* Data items
****************************************

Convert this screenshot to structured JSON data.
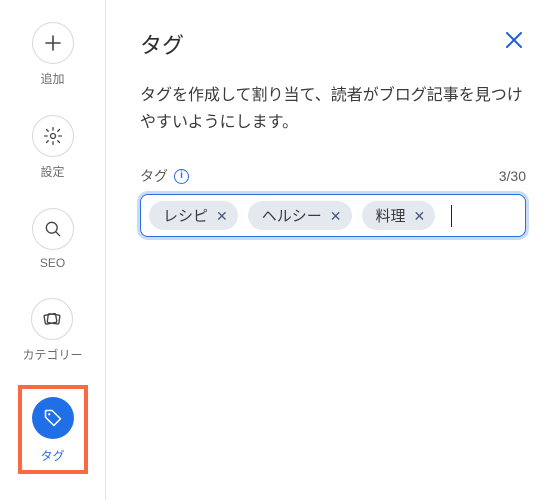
{
  "sidebar": {
    "items": [
      {
        "id": "add",
        "label": "追加"
      },
      {
        "id": "settings",
        "label": "設定"
      },
      {
        "id": "seo",
        "label": "SEO"
      },
      {
        "id": "category",
        "label": "カテゴリー"
      },
      {
        "id": "tag",
        "label": "タグ"
      }
    ]
  },
  "panel": {
    "title": "タグ",
    "description": "タグを作成して割り当て、読者がブログ記事を見つけやすいようにします。",
    "field_label": "タグ",
    "counter": "3/30",
    "tags": [
      "レシピ",
      "ヘルシー",
      "料理"
    ]
  }
}
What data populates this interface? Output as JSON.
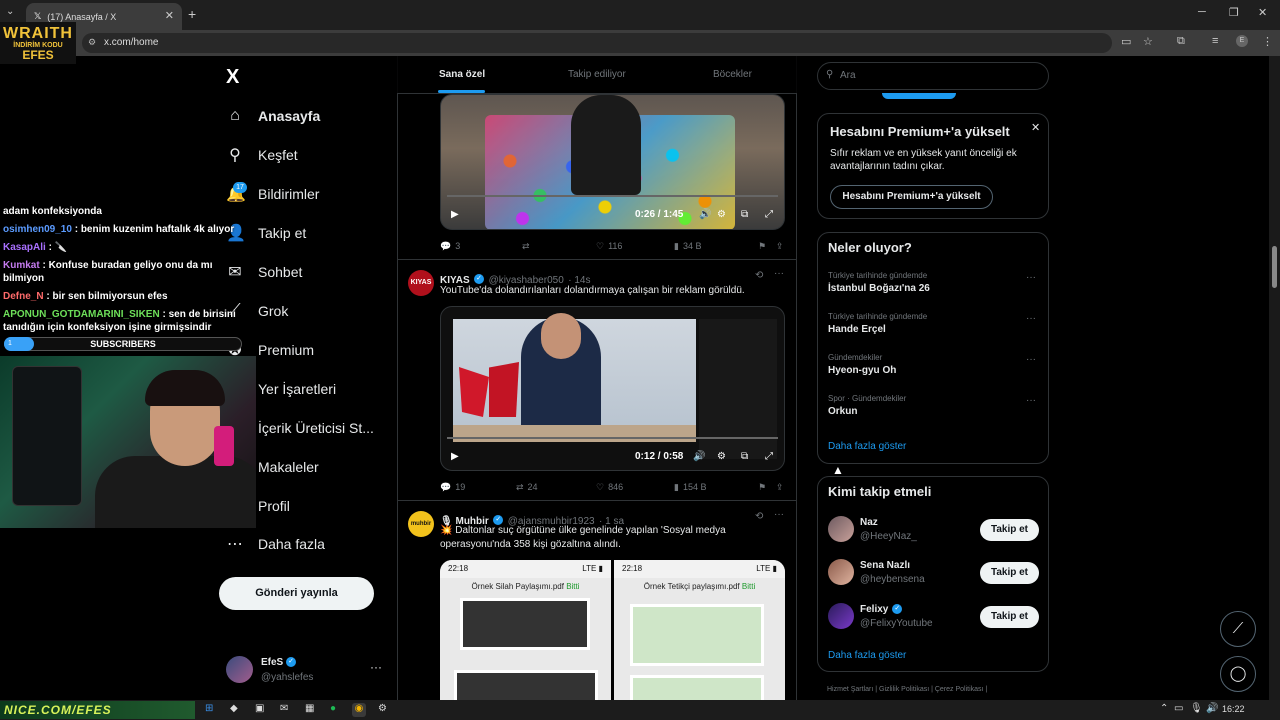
{
  "browser": {
    "tab_title": "(17) Anasayfa / X",
    "url": "x.com/home",
    "new_tab": "+",
    "tab_close": "✕"
  },
  "overlay": {
    "logo_line1": "WRAITH",
    "logo_line2": "İNDİRİM KODU",
    "logo_line3": "EFES",
    "chat": [
      {
        "user": "",
        "user_color": "#ffffff",
        "text": "adam konfeksiyonda"
      },
      {
        "user": "osimhen09_10",
        "user_color": "#5b9bff",
        "text": " : benim kuzenim haftalık 4k alıyor"
      },
      {
        "user": "KasapAli",
        "user_color": "#a970ff",
        "text": " : 🔪"
      },
      {
        "user": "Kumkat",
        "user_color": "#c57cf0",
        "text": " : Konfuse buradan geliyo onu da mı bilmiyon"
      },
      {
        "user": "Defne_N",
        "user_color": "#ff6b6b",
        "text": " : bir sen bilmiyorsun efes"
      },
      {
        "user": "APONUN_GOTDAMARINI_SIKEN",
        "user_color": "#6ee05a",
        "text": " : sen de birisini tanıdığın için konfeksiyon işine girmişsindir"
      }
    ],
    "subscribers_count": "1",
    "subscribers_label": "SUBSCRIBERS",
    "taskbar_banner": "NICE.COM/EFES"
  },
  "nav": {
    "logo": "X",
    "badge": "17",
    "items": [
      {
        "label": "Anasayfa",
        "icon": "home-icon"
      },
      {
        "label": "Keşfet",
        "icon": "search-icon"
      },
      {
        "label": "Bildirimler",
        "icon": "bell-icon"
      },
      {
        "label": "Takip et",
        "icon": "follow-icon"
      },
      {
        "label": "Sohbet",
        "icon": "chat-icon"
      },
      {
        "label": "Grok",
        "icon": "grok-icon"
      },
      {
        "label": "Premium",
        "icon": "premium-icon"
      },
      {
        "label": "Yer İşaretleri",
        "icon": "bookmark-icon"
      },
      {
        "label": "İçerik Üreticisi St...",
        "icon": "creator-icon"
      },
      {
        "label": "Makaleler",
        "icon": "article-icon"
      },
      {
        "label": "Profil",
        "icon": "profile-icon"
      },
      {
        "label": "Daha fazla",
        "icon": "more-icon"
      }
    ],
    "post_button": "Gönderi yayınla",
    "profile_name": "EfeS",
    "profile_handle": "@yahslefes",
    "profile_more": "···"
  },
  "feed": {
    "tabs": [
      "Sana özel",
      "Takip ediliyor",
      "Böcekler"
    ],
    "post1": {
      "video_time": "0:26 / 1:45",
      "replies": "3",
      "reposts": "",
      "likes": "116",
      "views": "34 B"
    },
    "post2": {
      "name": "KIYAS",
      "avatar_text": "KIYAS",
      "handle": "@kiyashaber050",
      "time": "· 14s",
      "text": "YouTube'da dolandırılanları dolandırmaya çalışan bir reklam görüldü.",
      "video_time": "0:12 / 0:58",
      "replies": "19",
      "reposts": "24",
      "likes": "846",
      "views": "154 B"
    },
    "post3": {
      "name": "Muhbir",
      "avatar_text": "muhbir",
      "handle": "@ajansmuhbir1923",
      "time": "· 1 sa",
      "text": "💥 Daltonlar suç örgütüne ülke genelinde yapılan 'Sosyal medya operasyonu'nda 358 kişi gözaltına alındı.",
      "img1_time": "22:18",
      "img1_title": "Örnek Silah Paylaşımı.pdf",
      "img1_done": "Bitti",
      "img2_time": "22:18",
      "img2_title": "Örnek Tetikçi paylaşımı.pdf",
      "img2_done": "Bitti"
    }
  },
  "right": {
    "search_placeholder": "Ara",
    "premium": {
      "title": "Hesabını Premium+'a yükselt",
      "desc": "Sıfır reklam ve en yüksek yanıt önceliği ek avantajlarının tadını çıkar.",
      "button": "Hesabını Premium+'a yükselt",
      "close": "✕"
    },
    "trends": {
      "title": "Neler oluyor?",
      "items": [
        {
          "context": "Türkiye tarihinde gündemde",
          "name": "İstanbul Boğazı'na 26"
        },
        {
          "context": "Türkiye tarihinde gündemde",
          "name": "Hande Erçel"
        },
        {
          "context": "Gündemdekiler",
          "name": "Hyeon-gyu Oh"
        },
        {
          "context": "Spor · Gündemdekiler",
          "name": "Orkun"
        }
      ],
      "more": "Daha fazla göster"
    },
    "follow": {
      "title": "Kimi takip etmeli",
      "items": [
        {
          "name": "Naz",
          "handle": "@HeeyNaz_",
          "button": "Takip et",
          "verified": false
        },
        {
          "name": "Sena Nazlı",
          "handle": "@heybensena",
          "button": "Takip et",
          "verified": false
        },
        {
          "name": "Felixy",
          "handle": "@FelixyYoutube",
          "button": "Takip et",
          "verified": true
        }
      ],
      "more": "Daha fazla göster"
    },
    "footer": "Hizmet Şartları  |  Gizlilik Politikası  |  Çerez Politikası  |"
  },
  "taskbar": {
    "clock": "16:22"
  },
  "colors": {
    "accent": "#1d9bf0",
    "background": "#000000",
    "border": "#2f3336"
  }
}
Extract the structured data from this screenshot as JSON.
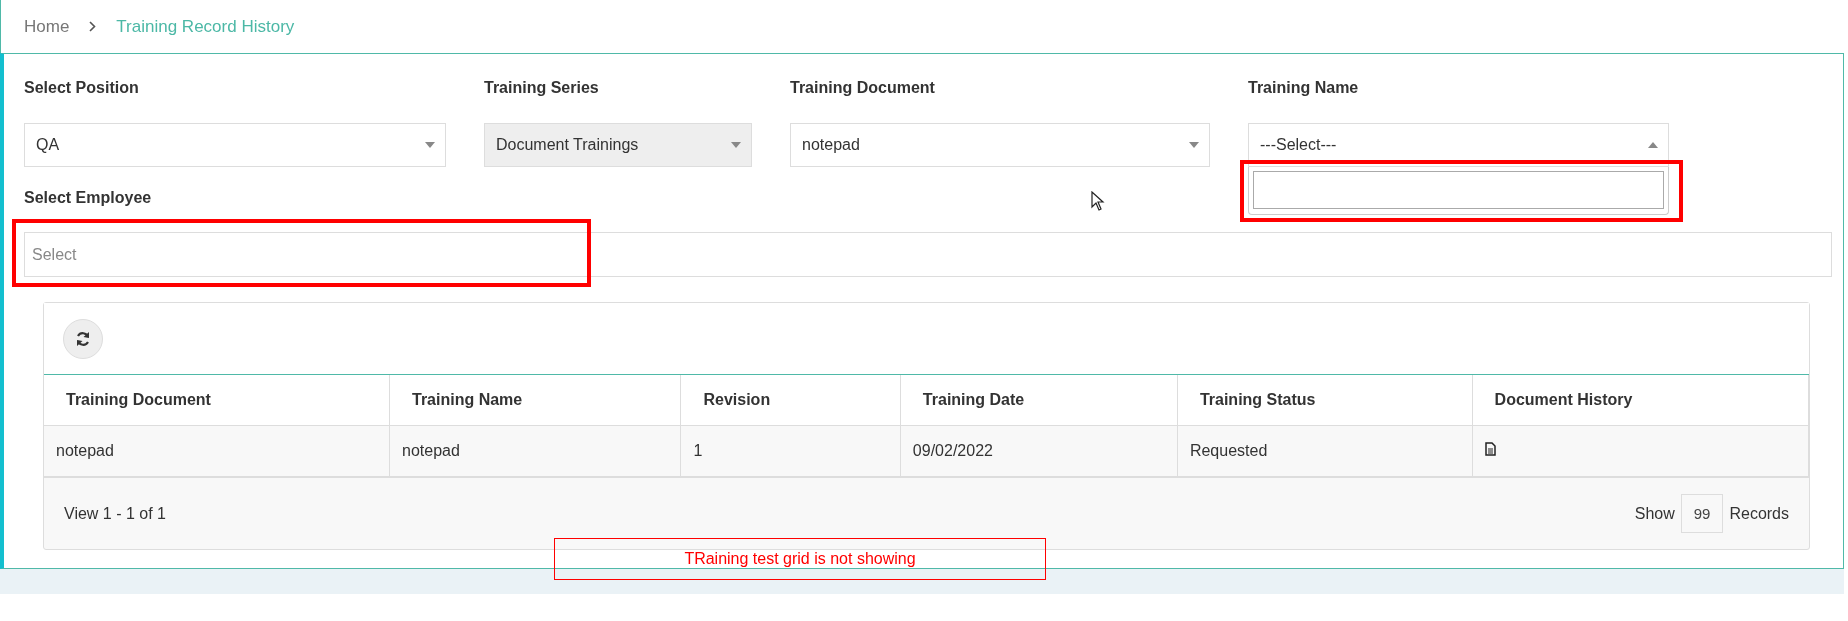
{
  "breadcrumb": [
    {
      "label": "Home",
      "current": false
    },
    {
      "label": "Training Record History",
      "current": true
    }
  ],
  "filters": [
    {
      "label": "Select Position",
      "value": "QA",
      "disabled": false,
      "expanded": false
    },
    {
      "label": "Training Series",
      "value": "Document Trainings",
      "disabled": true,
      "expanded": false
    },
    {
      "label": "Training Document",
      "value": "notepad",
      "disabled": false,
      "expanded": false
    },
    {
      "label": "Training Name",
      "value": "---Select---",
      "disabled": false,
      "expanded": true
    }
  ],
  "employee": {
    "label": "Select Employee",
    "placeholder": "Select"
  },
  "grid": {
    "columns": [
      "Training Document",
      "Training Name",
      "Revision",
      "Training Date",
      "Training Status",
      "Document History"
    ],
    "rows": [
      {
        "cells": [
          "notepad",
          "notepad",
          "1",
          "09/02/2022",
          "Requested"
        ]
      }
    ],
    "pager": {
      "view": "View 1 - 1 of 1",
      "show": "Show",
      "page_size": "99",
      "records": "Records"
    }
  },
  "annotation": {
    "note": "TRaining test grid is not showing"
  }
}
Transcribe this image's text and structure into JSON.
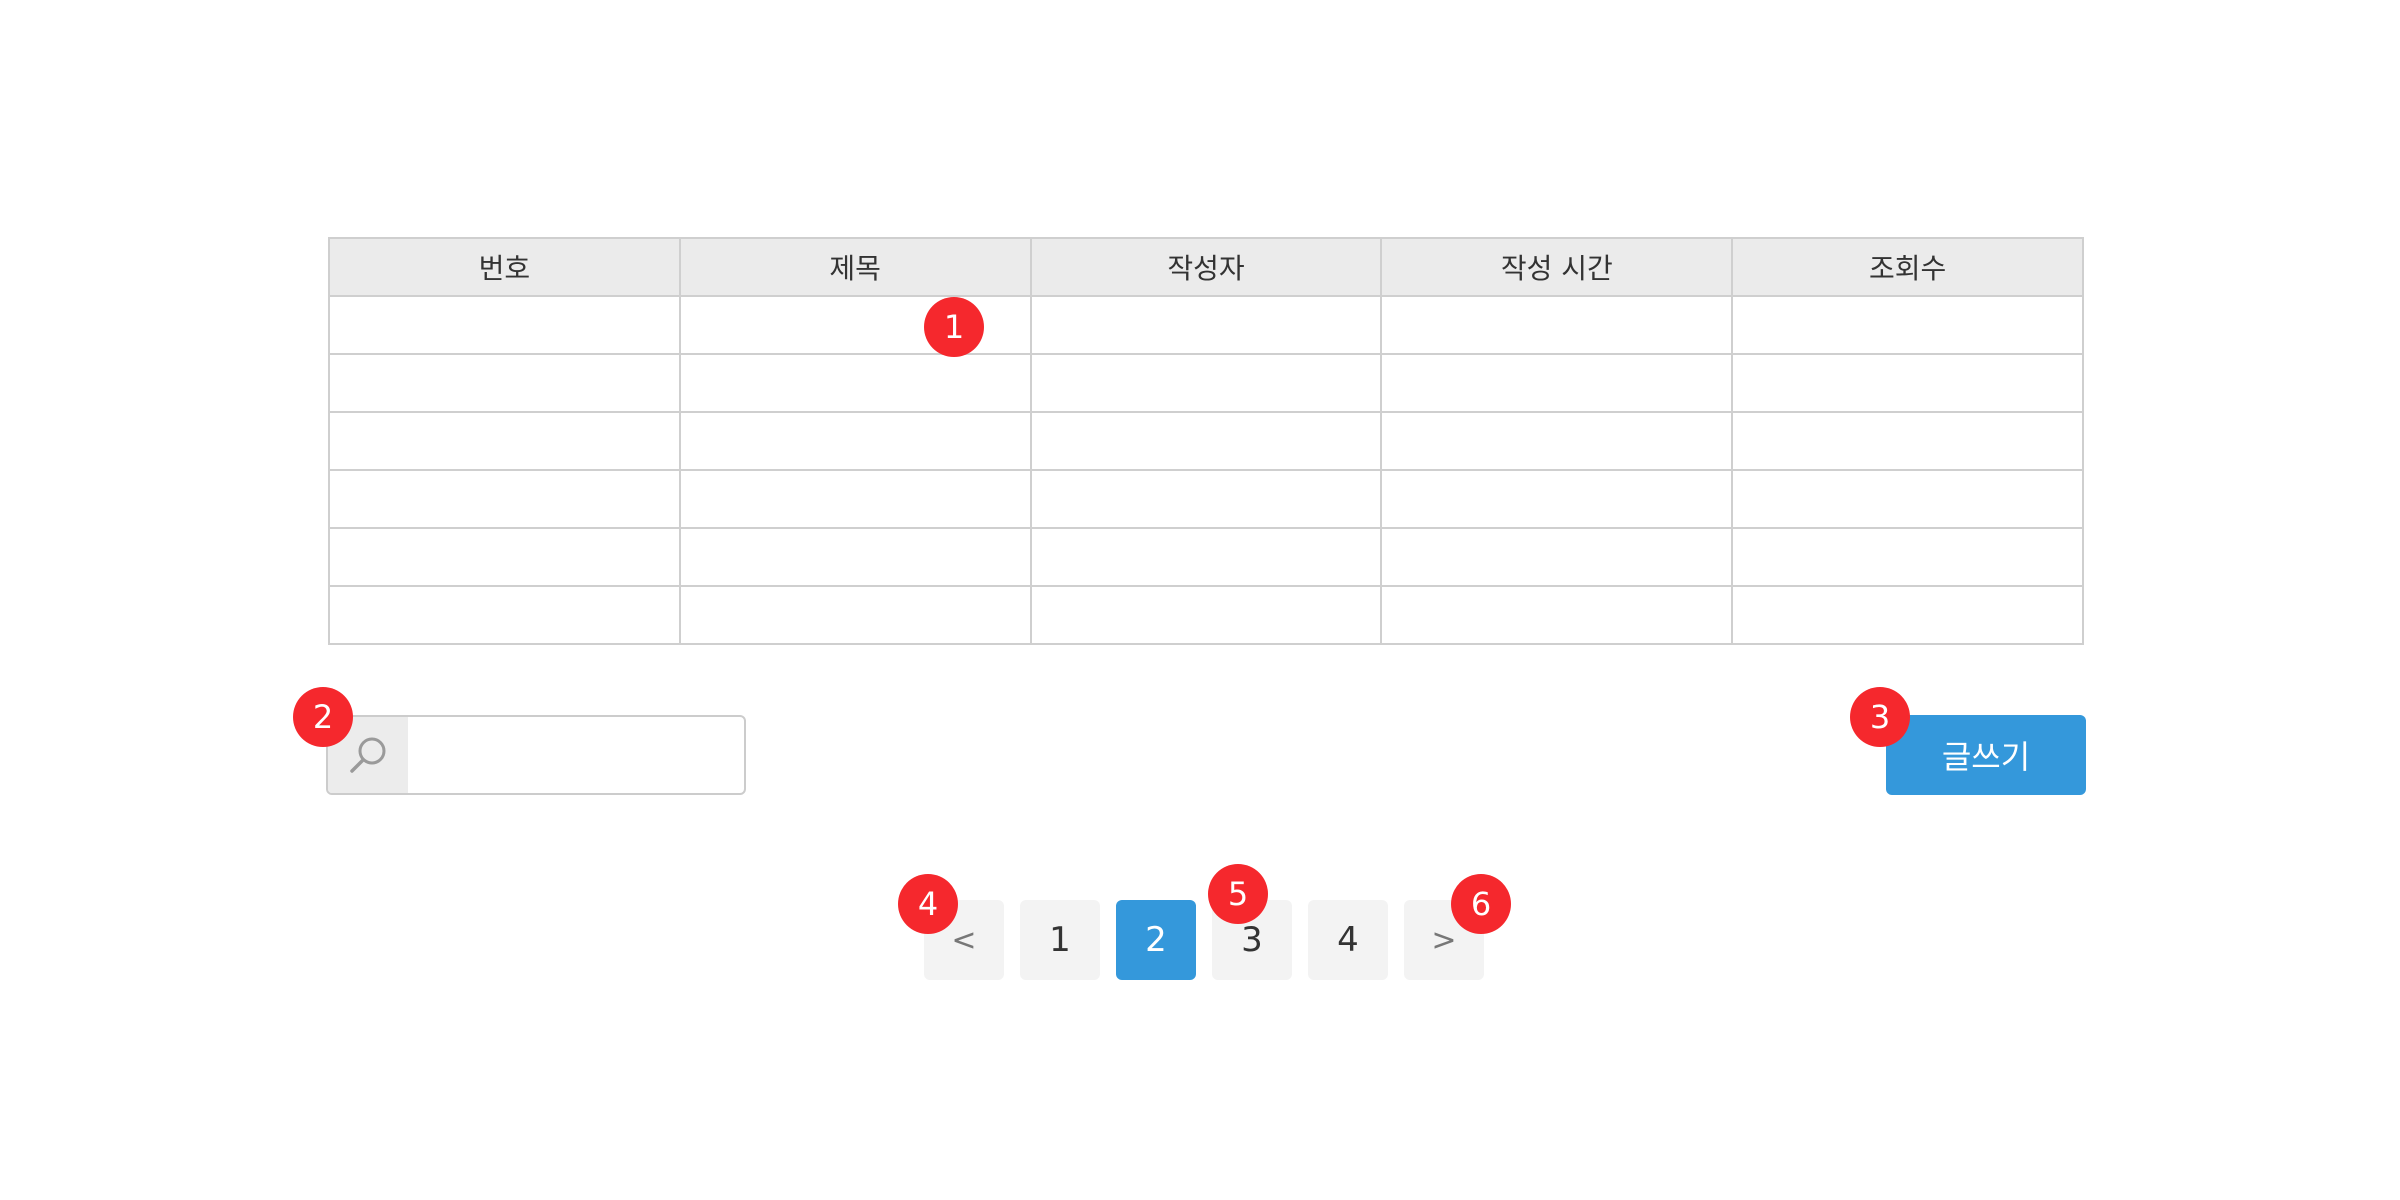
{
  "table": {
    "headers": [
      "번호",
      "제목",
      "작성자",
      "작성 시간",
      "조회수"
    ],
    "row_count": 6
  },
  "search": {
    "icon": "search-icon",
    "placeholder": "",
    "value": ""
  },
  "write_button": {
    "label": "글쓰기",
    "color": "#3498db"
  },
  "pagination": {
    "prev_label": "<",
    "next_label": ">",
    "pages": [
      "1",
      "2",
      "3",
      "4"
    ],
    "current_page": "2",
    "active_color": "#3498db"
  },
  "markers": [
    "1",
    "2",
    "3",
    "4",
    "5",
    "6"
  ],
  "colors": {
    "marker": "#f5282d",
    "header_bg": "#ebebeb",
    "border": "#cfcfcf"
  }
}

****************************************

* Exercise
Every record above must be given again exactly; drop the pictures.

* Solution to the exercise
Convert this screenshot to structured JSON data.
{
  "sidebar": {
    "items": [
      {
        "id": "add",
        "label": "追加"
      },
      {
        "id": "settings",
        "label": "設定"
      },
      {
        "id": "seo",
        "label": "SEO"
      },
      {
        "id": "category",
        "label": "カテゴリー"
      },
      {
        "id": "tag",
        "label": "タグ"
      }
    ]
  },
  "panel": {
    "title": "タグ",
    "description": "タグを作成して割り当て、読者がブログ記事を見つけやすいようにします。",
    "field_label": "タグ",
    "counter": "3/30",
    "tags": [
      "レシピ",
      "ヘルシー",
      "料理"
    ]
  }
}
What data populates this interface? Output as JSON.
{
  "browser": {
    "tab_title": "(17) Anasayfa / X",
    "url": "x.com/home",
    "new_tab": "+",
    "tab_close": "✕"
  },
  "overlay": {
    "logo_line1": "WRAITH",
    "logo_line2": "İNDİRİM KODU",
    "logo_line3": "EFES",
    "chat": [
      {
        "user": "",
        "user_color": "#ffffff",
        "text": "adam konfeksiyonda"
      },
      {
        "user": "osimhen09_10",
        "user_color": "#5b9bff",
        "text": " : benim kuzenim haftalık 4k alıyor"
      },
      {
        "user": "KasapAli",
        "user_color": "#a970ff",
        "text": " : 🔪"
      },
      {
        "user": "Kumkat",
        "user_color": "#c57cf0",
        "text": " : Konfuse buradan geliyo onu da mı bilmiyon"
      },
      {
        "user": "Defne_N",
        "user_color": "#ff6b6b",
        "text": " : bir sen bilmiyorsun efes"
      },
      {
        "user": "APONUN_GOTDAMARINI_SIKEN",
        "user_color": "#6ee05a",
        "text": " : sen de birisini tanıdığın için konfeksiyon işine girmişsindir"
      }
    ],
    "subscribers_count": "1",
    "subscribers_label": "SUBSCRIBERS",
    "taskbar_banner": "NICE.COM/EFES"
  },
  "nav": {
    "logo": "X",
    "badge": "17",
    "items": [
      {
        "label": "Anasayfa",
        "icon": "home-icon"
      },
      {
        "label": "Keşfet",
        "icon": "search-icon"
      },
      {
        "label": "Bildirimler",
        "icon": "bell-icon"
      },
      {
        "label": "Takip et",
        "icon": "follow-icon"
      },
      {
        "label": "Sohbet",
        "icon": "chat-icon"
      },
      {
        "label": "Grok",
        "icon": "grok-icon"
      },
      {
        "label": "Premium",
        "icon": "premium-icon"
      },
      {
        "label": "Yer İşaretleri",
        "icon": "bookmark-icon"
      },
      {
        "label": "İçerik Üreticisi St...",
        "icon": "creator-icon"
      },
      {
        "label": "Makaleler",
        "icon": "article-icon"
      },
      {
        "label": "Profil",
        "icon": "profile-icon"
      },
      {
        "label": "Daha fazla",
        "icon": "more-icon"
      }
    ],
    "post_button": "Gönderi yayınla",
    "profile_name": "EfeS",
    "profile_handle": "@yahslefes",
    "profile_more": "···"
  },
  "feed": {
    "tabs": [
      "Sana özel",
      "Takip ediliyor",
      "Böcekler"
    ],
    "post1": {
      "video_time": "0:26 / 1:45",
      "replies": "3",
      "reposts": "",
      "likes": "116",
      "views": "34 B"
    },
    "post2": {
      "name": "KIYAS",
      "avatar_text": "KIYAS",
      "handle": "@kiyashaber050",
      "time": "· 14s",
      "text": "YouTube'da dolandırılanları dolandırmaya çalışan bir reklam görüldü.",
      "video_time": "0:12 / 0:58",
      "replies": "19",
      "reposts": "24",
      "likes": "846",
      "views": "154 B"
    },
    "post3": {
      "name": "Muhbir",
      "avatar_text": "muhbir",
      "handle": "@ajansmuhbir1923",
      "time": "· 1 sa",
      "text": "💥 Daltonlar suç örgütüne ülke genelinde yapılan 'Sosyal medya operasyonu'nda 358 kişi gözaltına alındı.",
      "img1_time": "22:18",
      "img1_title": "Örnek Silah Paylaşımı.pdf",
      "img1_done": "Bitti",
      "img2_time": "22:18",
      "img2_title": "Örnek Tetikçi paylaşımı.pdf",
      "img2_done": "Bitti"
    }
  },
  "right": {
    "search_placeholder": "Ara",
    "premium": {
      "title": "Hesabını Premium+'a yükselt",
      "desc": "Sıfır reklam ve en yüksek yanıt önceliği ek avantajlarının tadını çıkar.",
      "button": "Hesabını Premium+'a yükselt",
      "close": "✕"
    },
    "trends": {
      "title": "Neler oluyor?",
      "items": [
        {
          "context": "Türkiye tarihinde gündemde",
          "name": "İstanbul Boğazı'na 26"
        },
        {
          "context": "Türkiye tarihinde gündemde",
          "name": "Hande Erçel"
        },
        {
          "context": "Gündemdekiler",
          "name": "Hyeon-gyu Oh"
        },
        {
          "context": "Spor · Gündemdekiler",
          "name": "Orkun"
        }
      ],
      "more": "Daha fazla göster"
    },
    "follow": {
      "title": "Kimi takip etmeli",
      "items": [
        {
          "name": "Naz",
          "handle": "@HeeyNaz_",
          "button": "Takip et",
          "verified": false
        },
        {
          "name": "Sena Nazlı",
          "handle": "@heybensena",
          "button": "Takip et",
          "verified": false
        },
        {
          "name": "Felixy",
          "handle": "@FelixyYoutube",
          "button": "Takip et",
          "verified": true
        }
      ],
      "more": "Daha fazla göster"
    },
    "footer": "Hizmet Şartları  |  Gizlilik Politikası  |  Çerez Politikası  |"
  },
  "taskbar": {
    "clock": "16:22"
  },
  "colors": {
    "accent": "#1d9bf0",
    "background": "#000000",
    "border": "#2f3336"
  }
}
Extract the structured data from this screenshot as JSON.
{
  "breadcrumb": [
    {
      "label": "Home",
      "current": false
    },
    {
      "label": "Training Record History",
      "current": true
    }
  ],
  "filters": [
    {
      "label": "Select Position",
      "value": "QA",
      "disabled": false,
      "expanded": false
    },
    {
      "label": "Training Series",
      "value": "Document Trainings",
      "disabled": true,
      "expanded": false
    },
    {
      "label": "Training Document",
      "value": "notepad",
      "disabled": false,
      "expanded": false
    },
    {
      "label": "Training Name",
      "value": "---Select---",
      "disabled": false,
      "expanded": true
    }
  ],
  "employee": {
    "label": "Select Employee",
    "placeholder": "Select"
  },
  "grid": {
    "columns": [
      "Training Document",
      "Training Name",
      "Revision",
      "Training Date",
      "Training Status",
      "Document History"
    ],
    "rows": [
      {
        "cells": [
          "notepad",
          "notepad",
          "1",
          "09/02/2022",
          "Requested"
        ]
      }
    ],
    "pager": {
      "view": "View 1 - 1 of 1",
      "show": "Show",
      "page_size": "99",
      "records": "Records"
    }
  },
  "annotation": {
    "note": "TRaining test grid is not showing"
  }
}
Transcribe this image's text and structure into JSON.
{
  "table": {
    "headers": [
      "번호",
      "제목",
      "작성자",
      "작성 시간",
      "조회수"
    ],
    "row_count": 6
  },
  "search": {
    "icon": "search-icon",
    "placeholder": "",
    "value": ""
  },
  "write_button": {
    "label": "글쓰기",
    "color": "#3498db"
  },
  "pagination": {
    "prev_label": "<",
    "next_label": ">",
    "pages": [
      "1",
      "2",
      "3",
      "4"
    ],
    "current_page": "2",
    "active_color": "#3498db"
  },
  "markers": [
    "1",
    "2",
    "3",
    "4",
    "5",
    "6"
  ],
  "colors": {
    "marker": "#f5282d",
    "header_bg": "#ebebeb",
    "border": "#cfcfcf"
  }
}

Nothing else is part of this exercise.